**What the exercise asks:** Copy each line of the entries beneath that contains the word "title".

>>>

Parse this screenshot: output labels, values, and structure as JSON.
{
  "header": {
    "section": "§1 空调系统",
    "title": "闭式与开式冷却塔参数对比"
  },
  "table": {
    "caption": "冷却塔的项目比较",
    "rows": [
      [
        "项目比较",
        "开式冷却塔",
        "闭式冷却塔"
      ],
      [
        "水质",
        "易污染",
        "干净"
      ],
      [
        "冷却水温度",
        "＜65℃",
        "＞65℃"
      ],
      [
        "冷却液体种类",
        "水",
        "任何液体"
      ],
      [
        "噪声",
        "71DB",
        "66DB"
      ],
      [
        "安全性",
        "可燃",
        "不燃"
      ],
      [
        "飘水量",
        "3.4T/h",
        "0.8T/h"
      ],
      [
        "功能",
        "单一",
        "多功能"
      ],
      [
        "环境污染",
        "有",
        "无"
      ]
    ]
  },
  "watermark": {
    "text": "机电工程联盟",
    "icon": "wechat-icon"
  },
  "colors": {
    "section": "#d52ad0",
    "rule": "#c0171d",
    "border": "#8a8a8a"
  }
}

<<<
>>>

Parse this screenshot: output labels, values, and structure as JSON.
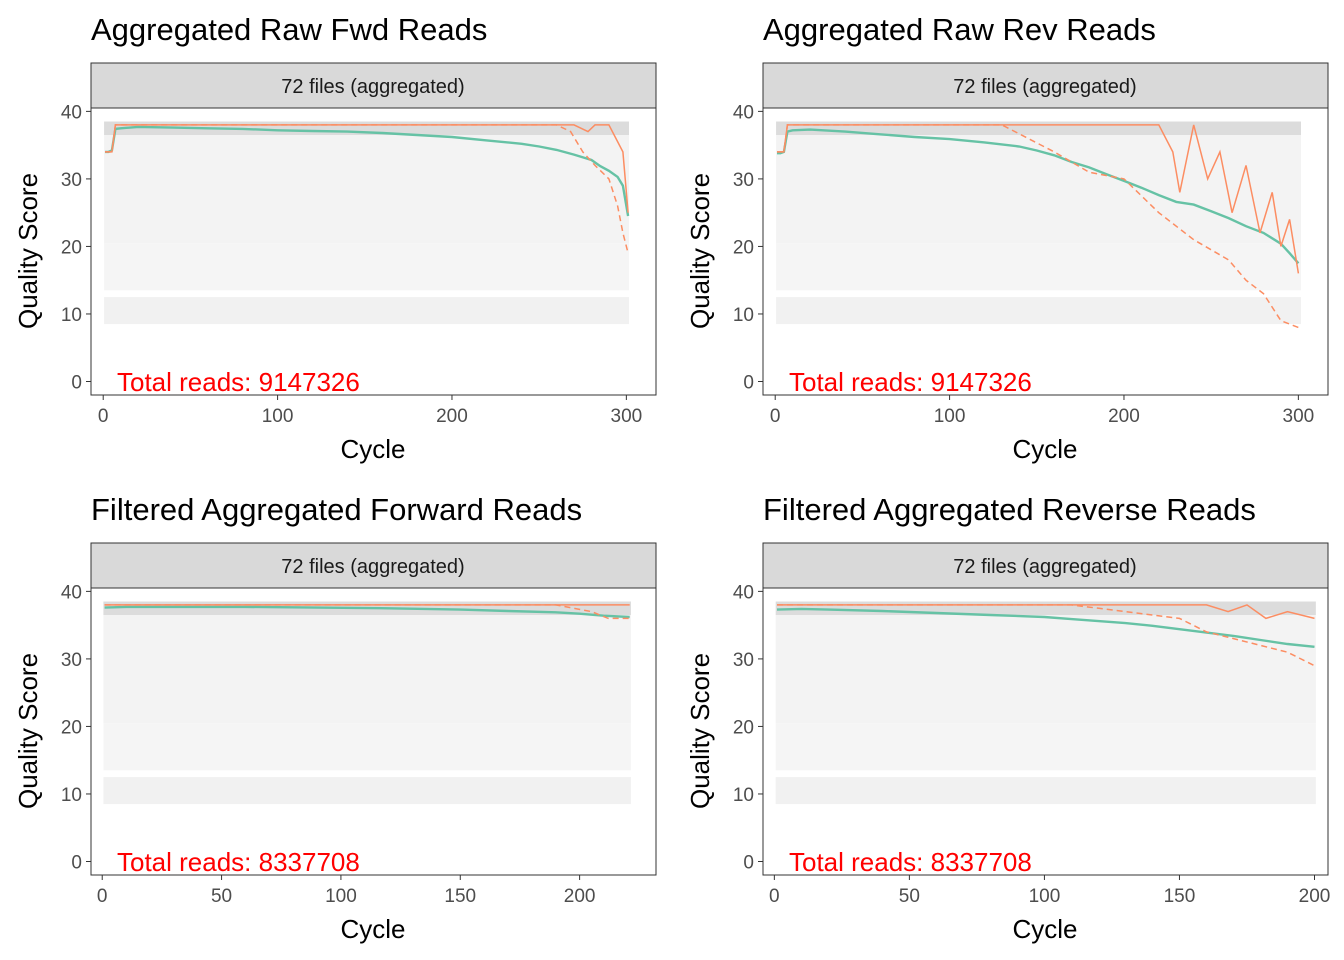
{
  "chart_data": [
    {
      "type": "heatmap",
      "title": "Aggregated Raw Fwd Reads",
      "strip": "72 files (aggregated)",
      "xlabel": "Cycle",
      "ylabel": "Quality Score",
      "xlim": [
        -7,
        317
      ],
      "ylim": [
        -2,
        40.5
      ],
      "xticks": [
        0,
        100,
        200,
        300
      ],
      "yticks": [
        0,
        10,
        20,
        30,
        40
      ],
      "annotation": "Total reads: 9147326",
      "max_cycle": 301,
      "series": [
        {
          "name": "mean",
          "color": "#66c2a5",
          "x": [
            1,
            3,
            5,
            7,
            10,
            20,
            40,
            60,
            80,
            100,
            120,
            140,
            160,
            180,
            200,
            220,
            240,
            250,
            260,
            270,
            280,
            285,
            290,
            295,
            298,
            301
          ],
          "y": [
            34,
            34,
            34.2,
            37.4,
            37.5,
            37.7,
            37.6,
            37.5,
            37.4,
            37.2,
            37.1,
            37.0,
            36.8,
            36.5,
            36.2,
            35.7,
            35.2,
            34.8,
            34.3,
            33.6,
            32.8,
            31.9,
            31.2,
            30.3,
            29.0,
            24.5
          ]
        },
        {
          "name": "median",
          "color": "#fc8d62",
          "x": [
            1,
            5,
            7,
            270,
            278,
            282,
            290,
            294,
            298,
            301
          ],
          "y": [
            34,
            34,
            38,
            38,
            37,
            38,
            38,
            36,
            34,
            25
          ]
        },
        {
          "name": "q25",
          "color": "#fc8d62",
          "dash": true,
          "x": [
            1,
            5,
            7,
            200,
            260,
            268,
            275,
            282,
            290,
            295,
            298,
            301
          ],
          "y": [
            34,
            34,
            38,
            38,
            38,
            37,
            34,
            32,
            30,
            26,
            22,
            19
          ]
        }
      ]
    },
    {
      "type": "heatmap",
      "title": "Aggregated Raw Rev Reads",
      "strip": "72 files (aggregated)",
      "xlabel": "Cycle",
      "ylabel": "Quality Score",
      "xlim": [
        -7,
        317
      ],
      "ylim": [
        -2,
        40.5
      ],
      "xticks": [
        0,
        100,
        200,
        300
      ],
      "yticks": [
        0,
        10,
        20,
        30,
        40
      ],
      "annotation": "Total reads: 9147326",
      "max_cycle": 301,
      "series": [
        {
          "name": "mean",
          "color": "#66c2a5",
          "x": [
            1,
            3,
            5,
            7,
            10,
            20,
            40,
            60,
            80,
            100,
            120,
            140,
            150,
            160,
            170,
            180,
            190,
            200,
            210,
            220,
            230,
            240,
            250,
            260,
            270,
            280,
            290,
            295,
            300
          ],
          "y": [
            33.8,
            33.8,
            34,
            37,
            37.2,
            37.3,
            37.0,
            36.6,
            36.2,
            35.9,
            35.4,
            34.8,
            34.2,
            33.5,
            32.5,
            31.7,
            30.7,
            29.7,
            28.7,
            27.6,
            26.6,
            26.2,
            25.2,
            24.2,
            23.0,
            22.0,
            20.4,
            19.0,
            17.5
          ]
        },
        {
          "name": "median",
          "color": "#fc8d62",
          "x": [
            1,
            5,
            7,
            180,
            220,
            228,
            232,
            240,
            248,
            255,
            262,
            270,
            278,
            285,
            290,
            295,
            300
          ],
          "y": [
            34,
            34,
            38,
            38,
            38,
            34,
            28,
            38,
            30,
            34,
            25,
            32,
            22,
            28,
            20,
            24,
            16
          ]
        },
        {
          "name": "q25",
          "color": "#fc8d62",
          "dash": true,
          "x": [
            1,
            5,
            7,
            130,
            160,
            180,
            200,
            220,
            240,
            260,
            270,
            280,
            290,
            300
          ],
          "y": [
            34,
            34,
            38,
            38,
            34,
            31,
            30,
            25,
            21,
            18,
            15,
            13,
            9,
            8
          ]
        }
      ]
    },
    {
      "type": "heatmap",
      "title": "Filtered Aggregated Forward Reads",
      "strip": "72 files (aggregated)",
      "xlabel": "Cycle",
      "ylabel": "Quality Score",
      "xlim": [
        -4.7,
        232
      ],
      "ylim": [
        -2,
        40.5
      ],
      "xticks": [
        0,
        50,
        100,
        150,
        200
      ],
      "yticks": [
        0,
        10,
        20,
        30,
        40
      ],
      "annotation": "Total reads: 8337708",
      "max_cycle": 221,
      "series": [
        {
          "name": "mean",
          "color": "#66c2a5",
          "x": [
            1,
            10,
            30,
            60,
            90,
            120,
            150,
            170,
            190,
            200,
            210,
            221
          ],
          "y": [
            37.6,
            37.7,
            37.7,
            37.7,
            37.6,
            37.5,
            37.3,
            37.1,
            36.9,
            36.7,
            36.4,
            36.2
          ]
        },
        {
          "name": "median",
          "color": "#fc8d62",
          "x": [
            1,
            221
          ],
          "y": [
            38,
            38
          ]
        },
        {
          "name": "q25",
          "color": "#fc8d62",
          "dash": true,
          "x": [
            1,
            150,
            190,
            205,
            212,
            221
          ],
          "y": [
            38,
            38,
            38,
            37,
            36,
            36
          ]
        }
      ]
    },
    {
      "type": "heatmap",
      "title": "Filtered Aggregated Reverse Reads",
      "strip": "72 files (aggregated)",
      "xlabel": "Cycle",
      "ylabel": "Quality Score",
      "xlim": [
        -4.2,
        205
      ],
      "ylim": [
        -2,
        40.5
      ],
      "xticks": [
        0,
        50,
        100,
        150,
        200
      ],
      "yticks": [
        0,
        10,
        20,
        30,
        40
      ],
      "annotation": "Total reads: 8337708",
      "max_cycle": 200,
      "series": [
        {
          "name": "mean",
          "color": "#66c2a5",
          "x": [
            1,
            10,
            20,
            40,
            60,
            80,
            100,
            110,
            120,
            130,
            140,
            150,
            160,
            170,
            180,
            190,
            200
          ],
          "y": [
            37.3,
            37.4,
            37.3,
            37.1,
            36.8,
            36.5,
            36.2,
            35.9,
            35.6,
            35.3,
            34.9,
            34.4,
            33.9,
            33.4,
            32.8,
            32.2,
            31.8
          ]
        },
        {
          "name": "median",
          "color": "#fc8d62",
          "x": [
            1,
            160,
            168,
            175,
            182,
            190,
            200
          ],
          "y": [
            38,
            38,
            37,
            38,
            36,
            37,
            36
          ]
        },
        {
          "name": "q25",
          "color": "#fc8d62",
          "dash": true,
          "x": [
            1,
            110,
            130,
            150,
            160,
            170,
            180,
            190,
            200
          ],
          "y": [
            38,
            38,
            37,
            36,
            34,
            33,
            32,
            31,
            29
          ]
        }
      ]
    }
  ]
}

<<<

**Problem solution:**
    "title": "闭式与开式冷却塔参数对比"
      "title": "Aggregated Raw Fwd Reads",
      "title": "Aggregated Raw Rev Reads",
      "title": "Filtered Aggregated Forward Reads",
      "title": "Filtered Aggregated Reverse Reads",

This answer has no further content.